**PROVIDED DATA:**
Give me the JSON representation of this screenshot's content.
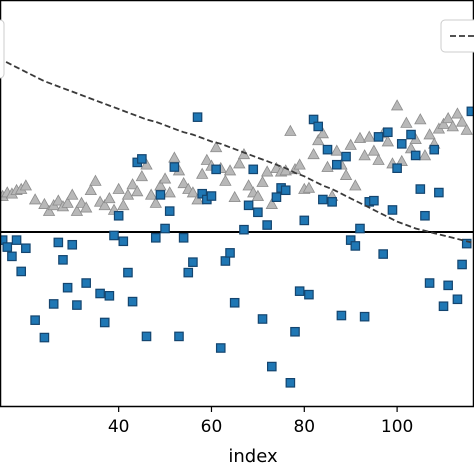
{
  "chart_data": {
    "type": "scatter",
    "title": "",
    "xlabel": "index",
    "ylabel": "",
    "xlim": [
      14,
      117
    ],
    "ylim": [
      -1.5,
      2.0
    ],
    "grid": false,
    "legend_placement": "top-right",
    "x_ticks": [
      {
        "value": 40,
        "label": "40"
      },
      {
        "value": 60,
        "label": "60"
      },
      {
        "value": 80,
        "label": "80"
      },
      {
        "value": 100,
        "label": "100"
      }
    ],
    "reference_line": {
      "y": 0.0,
      "color": "#000000"
    },
    "series": [
      {
        "marker": "triangle",
        "color": "#b8b8b8",
        "edge_color": "#8c8c8c",
        "points": [
          [
            15,
            0.31
          ],
          [
            16,
            0.34
          ],
          [
            17,
            0.33
          ],
          [
            18,
            0.36
          ],
          [
            19,
            0.37
          ],
          [
            20,
            0.4
          ],
          [
            22,
            0.28
          ],
          [
            24,
            0.24
          ],
          [
            25,
            0.18
          ],
          [
            26,
            0.23
          ],
          [
            27,
            0.27
          ],
          [
            28,
            0.22
          ],
          [
            29,
            0.25
          ],
          [
            30,
            0.32
          ],
          [
            31,
            0.18
          ],
          [
            32,
            0.25
          ],
          [
            33,
            0.21
          ],
          [
            34,
            0.36
          ],
          [
            35,
            0.44
          ],
          [
            36,
            0.26
          ],
          [
            37,
            0.23
          ],
          [
            38,
            0.29
          ],
          [
            39,
            0.19
          ],
          [
            40,
            0.37
          ],
          [
            41,
            0.23
          ],
          [
            42,
            0.32
          ],
          [
            43,
            0.41
          ],
          [
            44,
            0.35
          ],
          [
            45,
            0.48
          ],
          [
            46,
            0.58
          ],
          [
            47,
            0.32
          ],
          [
            48,
            0.25
          ],
          [
            49,
            0.4
          ],
          [
            50,
            0.46
          ],
          [
            51,
            0.34
          ],
          [
            52,
            0.64
          ],
          [
            53,
            0.53
          ],
          [
            54,
            0.42
          ],
          [
            55,
            0.37
          ],
          [
            56,
            0.34
          ],
          [
            57,
            0.28
          ],
          [
            58,
            0.5
          ],
          [
            59,
            0.62
          ],
          [
            60,
            0.57
          ],
          [
            61,
            0.73
          ],
          [
            62,
            0.55
          ],
          [
            63,
            0.44
          ],
          [
            64,
            0.53
          ],
          [
            65,
            0.3
          ],
          [
            66,
            0.59
          ],
          [
            67,
            0.67
          ],
          [
            68,
            0.4
          ],
          [
            69,
            0.34
          ],
          [
            70,
            0.31
          ],
          [
            71,
            0.43
          ],
          [
            72,
            0.52
          ],
          [
            73,
            0.24
          ],
          [
            74,
            0.55
          ],
          [
            75,
            0.52
          ],
          [
            76,
            0.53
          ],
          [
            77,
            0.87
          ],
          [
            78,
            0.54
          ],
          [
            79,
            0.58
          ],
          [
            80,
            0.37
          ],
          [
            81,
            0.38
          ],
          [
            82,
            0.67
          ],
          [
            83,
            0.79
          ],
          [
            84,
            0.85
          ],
          [
            85,
            0.56
          ],
          [
            86,
            0.31
          ],
          [
            87,
            0.7
          ],
          [
            88,
            0.58
          ],
          [
            89,
            0.49
          ],
          [
            90,
            0.75
          ],
          [
            91,
            0.4
          ],
          [
            92,
            0.81
          ],
          [
            93,
            0.66
          ],
          [
            94,
            0.82
          ],
          [
            95,
            0.7
          ],
          [
            96,
            0.62
          ],
          [
            97,
            0.85
          ],
          [
            98,
            0.78
          ],
          [
            99,
            0.59
          ],
          [
            100,
            1.09
          ],
          [
            101,
            0.61
          ],
          [
            102,
            0.94
          ],
          [
            103,
            0.72
          ],
          [
            104,
            0.8
          ],
          [
            105,
            0.97
          ],
          [
            106,
            0.66
          ],
          [
            107,
            0.84
          ],
          [
            108,
            0.76
          ],
          [
            109,
            0.89
          ],
          [
            110,
            0.93
          ],
          [
            111,
            0.98
          ],
          [
            112,
            0.91
          ],
          [
            113,
            1.02
          ],
          [
            114,
            0.95
          ],
          [
            115,
            0.88
          ]
        ]
      },
      {
        "marker": "square",
        "color": "#1f77b4",
        "edge_color": "#14456f",
        "points": [
          [
            15,
            -0.07
          ],
          [
            16,
            -0.13
          ],
          [
            17,
            -0.21
          ],
          [
            18,
            -0.07
          ],
          [
            19,
            -0.34
          ],
          [
            20,
            -0.14
          ],
          [
            22,
            -0.76
          ],
          [
            24,
            -0.91
          ],
          [
            26,
            -0.62
          ],
          [
            27,
            -0.09
          ],
          [
            28,
            -0.24
          ],
          [
            29,
            -0.48
          ],
          [
            30,
            -0.11
          ],
          [
            31,
            -0.63
          ],
          [
            33,
            -0.44
          ],
          [
            36,
            -0.53
          ],
          [
            37,
            -0.78
          ],
          [
            38,
            -0.55
          ],
          [
            39,
            -0.03
          ],
          [
            40,
            0.14
          ],
          [
            41,
            -0.08
          ],
          [
            42,
            -0.35
          ],
          [
            43,
            -0.6
          ],
          [
            44,
            0.6
          ],
          [
            45,
            0.63
          ],
          [
            46,
            -0.9
          ],
          [
            48,
            -0.05
          ],
          [
            49,
            0.32
          ],
          [
            50,
            0.03
          ],
          [
            51,
            0.18
          ],
          [
            52,
            0.56
          ],
          [
            53,
            -0.9
          ],
          [
            54,
            -0.05
          ],
          [
            55,
            -0.35
          ],
          [
            56,
            -0.26
          ],
          [
            57,
            0.99
          ],
          [
            58,
            0.33
          ],
          [
            59,
            0.28
          ],
          [
            60,
            0.31
          ],
          [
            61,
            0.54
          ],
          [
            62,
            -1.0
          ],
          [
            63,
            -0.25
          ],
          [
            64,
            -0.18
          ],
          [
            65,
            -0.61
          ],
          [
            67,
            0.02
          ],
          [
            68,
            0.23
          ],
          [
            69,
            0.54
          ],
          [
            70,
            0.17
          ],
          [
            71,
            -0.75
          ],
          [
            72,
            0.06
          ],
          [
            73,
            -1.16
          ],
          [
            74,
            0.3
          ],
          [
            75,
            0.38
          ],
          [
            76,
            0.36
          ],
          [
            77,
            -1.3
          ],
          [
            78,
            -0.86
          ],
          [
            79,
            -0.51
          ],
          [
            80,
            0.1
          ],
          [
            81,
            -0.54
          ],
          [
            82,
            0.97
          ],
          [
            83,
            0.91
          ],
          [
            84,
            0.28
          ],
          [
            85,
            0.71
          ],
          [
            86,
            0.26
          ],
          [
            87,
            0.58
          ],
          [
            88,
            -0.72
          ],
          [
            89,
            0.65
          ],
          [
            90,
            -0.07
          ],
          [
            91,
            -0.12
          ],
          [
            92,
            0.03
          ],
          [
            93,
            -0.73
          ],
          [
            94,
            0.26
          ],
          [
            95,
            0.27
          ],
          [
            96,
            0.82
          ],
          [
            97,
            -0.19
          ],
          [
            98,
            0.86
          ],
          [
            99,
            0.19
          ],
          [
            100,
            0.55
          ],
          [
            101,
            0.76
          ],
          [
            103,
            0.84
          ],
          [
            104,
            0.66
          ],
          [
            105,
            0.37
          ],
          [
            106,
            0.14
          ],
          [
            107,
            -0.44
          ],
          [
            108,
            0.71
          ],
          [
            109,
            0.34
          ],
          [
            110,
            -0.64
          ],
          [
            111,
            -0.46
          ],
          [
            113,
            -0.58
          ],
          [
            114,
            -0.28
          ],
          [
            115,
            -0.1
          ],
          [
            116,
            1.04
          ]
        ]
      },
      {
        "marker": "dashed-line",
        "color": "#3a3a3a",
        "points": [
          [
            14,
            1.5
          ],
          [
            16,
            1.46
          ],
          [
            18,
            1.42
          ],
          [
            20,
            1.38
          ],
          [
            22,
            1.34
          ],
          [
            24,
            1.3
          ],
          [
            26,
            1.27
          ],
          [
            28,
            1.24
          ],
          [
            30,
            1.21
          ],
          [
            32,
            1.18
          ],
          [
            34,
            1.15
          ],
          [
            36,
            1.12
          ],
          [
            38,
            1.09
          ],
          [
            40,
            1.06
          ],
          [
            42,
            1.03
          ],
          [
            44,
            1.0
          ],
          [
            46,
            0.97
          ],
          [
            48,
            0.95
          ],
          [
            50,
            0.92
          ],
          [
            52,
            0.89
          ],
          [
            54,
            0.86
          ],
          [
            56,
            0.84
          ],
          [
            58,
            0.81
          ],
          [
            60,
            0.78
          ],
          [
            62,
            0.76
          ],
          [
            64,
            0.73
          ],
          [
            66,
            0.7
          ],
          [
            68,
            0.67
          ],
          [
            70,
            0.64
          ],
          [
            72,
            0.61
          ],
          [
            74,
            0.58
          ],
          [
            76,
            0.55
          ],
          [
            78,
            0.51
          ],
          [
            80,
            0.48
          ],
          [
            82,
            0.44
          ],
          [
            84,
            0.4
          ],
          [
            86,
            0.37
          ],
          [
            88,
            0.33
          ],
          [
            90,
            0.29
          ],
          [
            92,
            0.25
          ],
          [
            94,
            0.21
          ],
          [
            96,
            0.17
          ],
          [
            98,
            0.13
          ],
          [
            100,
            0.09
          ],
          [
            102,
            0.06
          ],
          [
            104,
            0.03
          ],
          [
            106,
            0.01
          ],
          [
            108,
            -0.01
          ],
          [
            110,
            -0.03
          ],
          [
            112,
            -0.05
          ],
          [
            114,
            -0.07
          ],
          [
            116,
            -0.09
          ]
        ]
      }
    ]
  }
}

**TASK TO COMPLETE:** Copy out every line in the entries above that holds "marker".

**FULL ANSWER:**
        "marker": "triangle",
        "marker": "square",
        "marker": "dashed-line",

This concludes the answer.